------ Materials provided ------
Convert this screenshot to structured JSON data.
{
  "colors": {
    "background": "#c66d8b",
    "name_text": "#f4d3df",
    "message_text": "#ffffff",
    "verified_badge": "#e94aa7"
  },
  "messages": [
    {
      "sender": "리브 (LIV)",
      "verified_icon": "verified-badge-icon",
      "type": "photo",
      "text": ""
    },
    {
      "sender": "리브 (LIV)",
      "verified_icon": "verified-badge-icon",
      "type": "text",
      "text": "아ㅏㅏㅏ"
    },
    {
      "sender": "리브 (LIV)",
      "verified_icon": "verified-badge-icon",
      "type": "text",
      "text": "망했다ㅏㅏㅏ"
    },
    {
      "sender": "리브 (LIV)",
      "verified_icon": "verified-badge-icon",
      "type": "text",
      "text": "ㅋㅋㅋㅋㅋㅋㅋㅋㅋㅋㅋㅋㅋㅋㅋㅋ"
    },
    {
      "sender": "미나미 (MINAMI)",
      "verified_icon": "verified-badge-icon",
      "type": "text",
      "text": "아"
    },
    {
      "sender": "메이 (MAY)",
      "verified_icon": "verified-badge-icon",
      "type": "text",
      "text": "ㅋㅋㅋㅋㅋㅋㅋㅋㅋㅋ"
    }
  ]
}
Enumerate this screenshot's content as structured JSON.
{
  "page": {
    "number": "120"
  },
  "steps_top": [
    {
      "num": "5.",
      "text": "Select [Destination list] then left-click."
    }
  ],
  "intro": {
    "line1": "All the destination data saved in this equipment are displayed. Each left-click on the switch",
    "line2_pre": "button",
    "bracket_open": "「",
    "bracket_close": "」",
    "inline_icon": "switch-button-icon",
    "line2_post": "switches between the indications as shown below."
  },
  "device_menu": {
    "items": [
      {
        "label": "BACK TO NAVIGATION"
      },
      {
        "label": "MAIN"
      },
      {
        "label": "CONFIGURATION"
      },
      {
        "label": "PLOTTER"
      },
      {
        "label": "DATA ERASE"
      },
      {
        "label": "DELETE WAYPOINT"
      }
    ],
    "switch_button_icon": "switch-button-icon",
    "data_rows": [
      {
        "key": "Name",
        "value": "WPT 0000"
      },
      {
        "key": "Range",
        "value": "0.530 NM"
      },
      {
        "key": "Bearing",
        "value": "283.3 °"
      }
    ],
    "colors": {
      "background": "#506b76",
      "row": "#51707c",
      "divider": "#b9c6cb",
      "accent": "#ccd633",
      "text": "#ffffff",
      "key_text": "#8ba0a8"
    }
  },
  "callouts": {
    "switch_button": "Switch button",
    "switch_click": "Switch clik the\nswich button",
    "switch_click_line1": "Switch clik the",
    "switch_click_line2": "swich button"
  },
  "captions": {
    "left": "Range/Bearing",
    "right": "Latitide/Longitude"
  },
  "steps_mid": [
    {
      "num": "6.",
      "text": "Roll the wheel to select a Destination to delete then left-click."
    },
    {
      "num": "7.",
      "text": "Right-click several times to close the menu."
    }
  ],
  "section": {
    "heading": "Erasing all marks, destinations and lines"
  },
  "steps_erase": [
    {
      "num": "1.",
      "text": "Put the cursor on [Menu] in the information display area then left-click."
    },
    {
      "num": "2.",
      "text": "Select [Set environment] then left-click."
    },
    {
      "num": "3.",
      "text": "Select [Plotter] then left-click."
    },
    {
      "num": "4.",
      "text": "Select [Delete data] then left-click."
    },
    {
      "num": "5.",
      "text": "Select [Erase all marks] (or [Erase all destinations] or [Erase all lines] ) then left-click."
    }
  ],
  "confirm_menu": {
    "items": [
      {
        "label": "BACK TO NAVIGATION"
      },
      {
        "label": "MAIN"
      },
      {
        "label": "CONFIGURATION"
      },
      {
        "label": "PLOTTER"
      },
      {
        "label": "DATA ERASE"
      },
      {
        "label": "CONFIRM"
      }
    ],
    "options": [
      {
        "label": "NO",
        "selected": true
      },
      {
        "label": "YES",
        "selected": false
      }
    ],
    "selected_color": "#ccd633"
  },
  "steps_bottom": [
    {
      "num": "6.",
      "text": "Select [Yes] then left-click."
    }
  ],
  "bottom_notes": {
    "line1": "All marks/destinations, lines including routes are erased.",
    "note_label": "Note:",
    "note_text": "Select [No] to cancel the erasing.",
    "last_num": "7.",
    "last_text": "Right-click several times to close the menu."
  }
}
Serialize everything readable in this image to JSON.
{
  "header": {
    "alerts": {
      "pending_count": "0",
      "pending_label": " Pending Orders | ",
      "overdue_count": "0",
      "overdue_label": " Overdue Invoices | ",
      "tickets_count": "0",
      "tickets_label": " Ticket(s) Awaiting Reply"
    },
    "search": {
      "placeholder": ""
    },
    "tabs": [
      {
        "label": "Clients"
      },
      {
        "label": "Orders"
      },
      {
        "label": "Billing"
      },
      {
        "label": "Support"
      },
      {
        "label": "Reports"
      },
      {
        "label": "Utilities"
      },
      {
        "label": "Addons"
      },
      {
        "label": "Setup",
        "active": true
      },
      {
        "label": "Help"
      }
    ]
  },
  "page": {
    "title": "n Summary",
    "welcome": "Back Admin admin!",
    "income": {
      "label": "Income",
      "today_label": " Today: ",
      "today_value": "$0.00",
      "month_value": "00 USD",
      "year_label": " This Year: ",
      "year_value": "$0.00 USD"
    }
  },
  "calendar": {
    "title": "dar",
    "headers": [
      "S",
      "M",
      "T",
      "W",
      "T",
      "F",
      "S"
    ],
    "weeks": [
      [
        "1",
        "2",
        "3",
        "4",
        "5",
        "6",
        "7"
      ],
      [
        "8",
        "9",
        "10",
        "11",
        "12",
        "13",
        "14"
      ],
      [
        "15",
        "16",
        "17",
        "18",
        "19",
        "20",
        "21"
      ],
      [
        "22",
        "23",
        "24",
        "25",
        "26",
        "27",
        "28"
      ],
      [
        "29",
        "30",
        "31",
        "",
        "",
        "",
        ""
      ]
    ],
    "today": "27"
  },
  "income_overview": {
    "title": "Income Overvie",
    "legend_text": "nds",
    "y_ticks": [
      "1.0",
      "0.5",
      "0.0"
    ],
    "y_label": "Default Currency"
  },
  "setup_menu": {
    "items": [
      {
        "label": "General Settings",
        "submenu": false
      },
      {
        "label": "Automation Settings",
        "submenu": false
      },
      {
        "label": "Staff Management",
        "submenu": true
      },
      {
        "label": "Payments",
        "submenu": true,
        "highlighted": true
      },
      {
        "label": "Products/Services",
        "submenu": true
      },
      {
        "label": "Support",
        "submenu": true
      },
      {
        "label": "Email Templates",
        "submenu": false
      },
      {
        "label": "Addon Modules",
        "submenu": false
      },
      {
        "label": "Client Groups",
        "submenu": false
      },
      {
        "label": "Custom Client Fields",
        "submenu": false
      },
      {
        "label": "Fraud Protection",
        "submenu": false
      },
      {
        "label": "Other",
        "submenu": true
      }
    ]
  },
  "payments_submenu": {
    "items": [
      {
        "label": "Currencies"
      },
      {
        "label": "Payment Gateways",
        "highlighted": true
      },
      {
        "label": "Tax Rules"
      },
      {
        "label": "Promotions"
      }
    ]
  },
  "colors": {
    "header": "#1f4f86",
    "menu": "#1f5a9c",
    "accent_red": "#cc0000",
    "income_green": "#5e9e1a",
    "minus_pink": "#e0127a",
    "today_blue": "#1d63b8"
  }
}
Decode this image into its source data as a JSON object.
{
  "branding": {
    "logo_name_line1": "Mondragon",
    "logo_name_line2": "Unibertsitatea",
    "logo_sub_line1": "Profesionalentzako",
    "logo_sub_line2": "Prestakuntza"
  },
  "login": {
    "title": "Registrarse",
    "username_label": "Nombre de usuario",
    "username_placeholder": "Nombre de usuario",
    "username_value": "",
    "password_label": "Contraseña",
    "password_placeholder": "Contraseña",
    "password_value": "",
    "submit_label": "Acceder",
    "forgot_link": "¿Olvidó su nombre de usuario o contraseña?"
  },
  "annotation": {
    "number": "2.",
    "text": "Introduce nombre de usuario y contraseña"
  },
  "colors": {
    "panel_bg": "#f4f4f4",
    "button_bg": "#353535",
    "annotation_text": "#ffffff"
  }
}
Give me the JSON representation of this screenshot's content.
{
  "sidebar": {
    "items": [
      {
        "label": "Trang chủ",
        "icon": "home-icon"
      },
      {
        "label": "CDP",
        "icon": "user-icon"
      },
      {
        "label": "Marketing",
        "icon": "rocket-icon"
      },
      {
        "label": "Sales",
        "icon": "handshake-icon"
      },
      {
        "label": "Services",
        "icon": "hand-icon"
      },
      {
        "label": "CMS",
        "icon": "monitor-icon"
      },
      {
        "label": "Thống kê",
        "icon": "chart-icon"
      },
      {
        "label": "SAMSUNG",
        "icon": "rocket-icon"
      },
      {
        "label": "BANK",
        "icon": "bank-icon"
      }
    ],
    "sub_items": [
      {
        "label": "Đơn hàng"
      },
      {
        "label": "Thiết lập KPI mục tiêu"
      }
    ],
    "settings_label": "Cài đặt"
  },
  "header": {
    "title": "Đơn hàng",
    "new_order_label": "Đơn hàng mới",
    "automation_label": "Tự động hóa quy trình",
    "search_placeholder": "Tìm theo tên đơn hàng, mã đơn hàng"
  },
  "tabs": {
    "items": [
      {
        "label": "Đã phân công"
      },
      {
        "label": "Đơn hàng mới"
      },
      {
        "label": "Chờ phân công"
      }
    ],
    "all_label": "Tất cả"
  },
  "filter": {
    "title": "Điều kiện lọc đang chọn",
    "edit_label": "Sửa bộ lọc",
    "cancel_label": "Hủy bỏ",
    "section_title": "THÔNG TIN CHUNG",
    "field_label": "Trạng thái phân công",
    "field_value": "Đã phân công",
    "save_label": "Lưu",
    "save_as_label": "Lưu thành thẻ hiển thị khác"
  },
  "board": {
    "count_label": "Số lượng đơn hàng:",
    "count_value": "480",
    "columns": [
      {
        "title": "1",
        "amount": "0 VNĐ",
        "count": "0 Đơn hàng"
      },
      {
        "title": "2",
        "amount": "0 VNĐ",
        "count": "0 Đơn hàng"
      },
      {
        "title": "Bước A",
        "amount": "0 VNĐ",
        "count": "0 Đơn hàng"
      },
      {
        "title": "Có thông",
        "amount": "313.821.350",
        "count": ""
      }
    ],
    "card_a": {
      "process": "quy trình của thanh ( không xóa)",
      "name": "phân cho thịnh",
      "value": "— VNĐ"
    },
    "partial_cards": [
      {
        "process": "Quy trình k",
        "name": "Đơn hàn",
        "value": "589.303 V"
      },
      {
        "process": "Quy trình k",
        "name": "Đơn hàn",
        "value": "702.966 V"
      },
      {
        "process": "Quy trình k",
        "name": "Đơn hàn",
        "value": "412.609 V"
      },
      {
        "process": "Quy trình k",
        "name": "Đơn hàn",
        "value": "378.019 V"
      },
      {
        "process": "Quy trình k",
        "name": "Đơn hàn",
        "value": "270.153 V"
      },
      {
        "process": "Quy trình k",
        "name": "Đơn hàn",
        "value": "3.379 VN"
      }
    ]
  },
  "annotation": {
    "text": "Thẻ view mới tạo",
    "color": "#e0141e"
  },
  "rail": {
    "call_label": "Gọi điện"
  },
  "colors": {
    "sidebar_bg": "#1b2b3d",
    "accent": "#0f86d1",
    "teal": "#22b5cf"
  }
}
------
* Do this
List every line above containing the word "hàng".

* Correct response
        "label": "Đơn hàng"
    "title": "Đơn hàng",
    "new_order_label": "Đơn hàng mới",
    "search_placeholder": "Tìm theo tên đơn hàng, mã đơn hàng"
        "label": "Đơn hàng mới"
    "count_label": "Số lượng đơn hàng:",
        "count": "0 Đơn hàng"
        "count": "0 Đơn hàng"
        "count": "0 Đơn hàng"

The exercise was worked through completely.